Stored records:
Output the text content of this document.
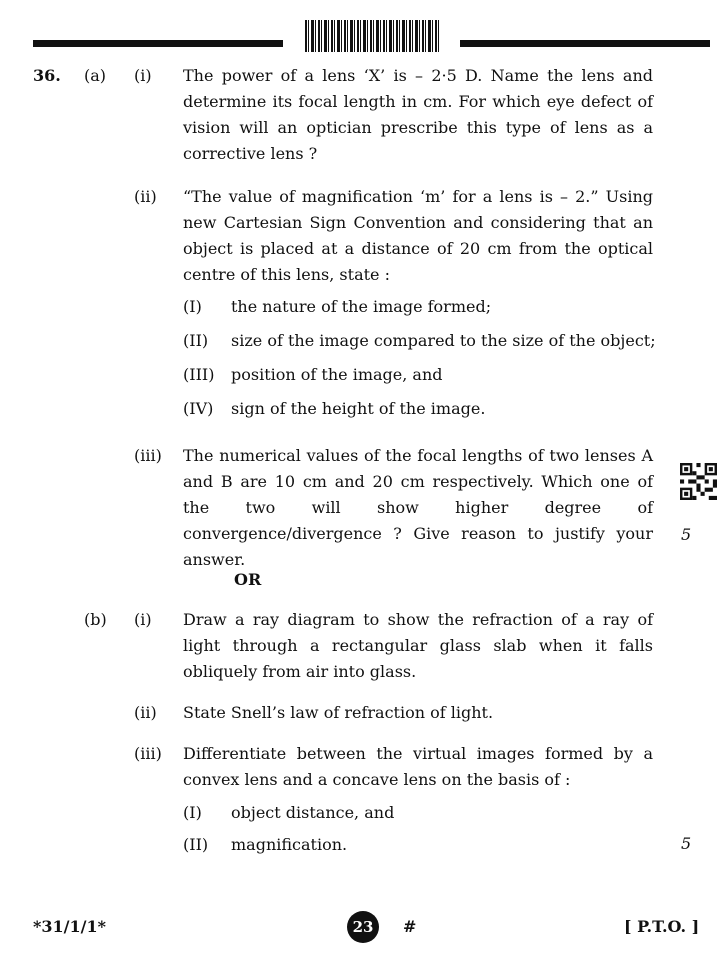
36. (a) (i) The power of a lens ‘X’ is – 2·5 D. Name the lens and determine its focal length in cm. For which eye defect of vision will an optician prescribe this type of lens as a corrective lens ?
(ii) “The value of magnification ‘m’ for a lens is – 2.” Using new Cartesian Sign Convention and considering that an object is placed at a distance of 20 cm from the optical centre of this lens, state :
(I) the nature of the image formed;
(II) size of the image compared to the size of the object;
(III) position of the image, and
(IV) sign of the height of the image.
(iii) The numerical values of the focal lengths of two lenses A and B are 10 cm and 20 cm respectively. Which one of the two will show higher degree of convergence/divergence ? Give reason to justify your answer.
5
OR
(b) (i) Draw a ray diagram to show the refraction of a ray of light through a rectangular glass slab when it falls obliquely from air into glass.
(ii) State Snell’s law of refraction of light.
(iii) Differentiate between the virtual images formed by a convex lens and a concave lens on the basis of :
(I) object distance, and
(II) magnification.	5
*31/1/1*	23	#	[ P.T.O. ]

◆ **EXERCISE DIRECTIONS**: Return the listing above unchanged, apart from dropping its pictures.

◆ **EXERCISE ANSWER**:
Output the text content of this document.
36. (a) (i) The power of a lens ‘X’ is – 2·5 D. Name the lens and determine its focal length in cm. For which eye defect of vision will an optician prescribe this type of lens as a corrective lens ?
(ii) “The value of magnification ‘m’ for a lens is – 2.” Using new Cartesian Sign Convention and considering that an object is placed at a distance of 20 cm from the optical centre of this lens, state :
(I) the nature of the image formed;
(II) size of the image compared to the size of the object;
(III) position of the image, and
(IV) sign of the height of the image.
(iii) The numerical values of the focal lengths of two lenses A and B are 10 cm and 20 cm respectively. Which one of the two will show higher degree of convergence/divergence ? Give reason to justify your answer.
5
OR
(b) (i) Draw a ray diagram to show the refraction of a ray of light through a rectangular glass slab when it falls obliquely from air into glass.
(ii) State Snell’s law of refraction of light.
(iii) Differentiate between the virtual images formed by a convex lens and a concave lens on the basis of :
(I) object distance, and
(II) magnification.	5
*31/1/1*	23	#	[ P.T.O. ]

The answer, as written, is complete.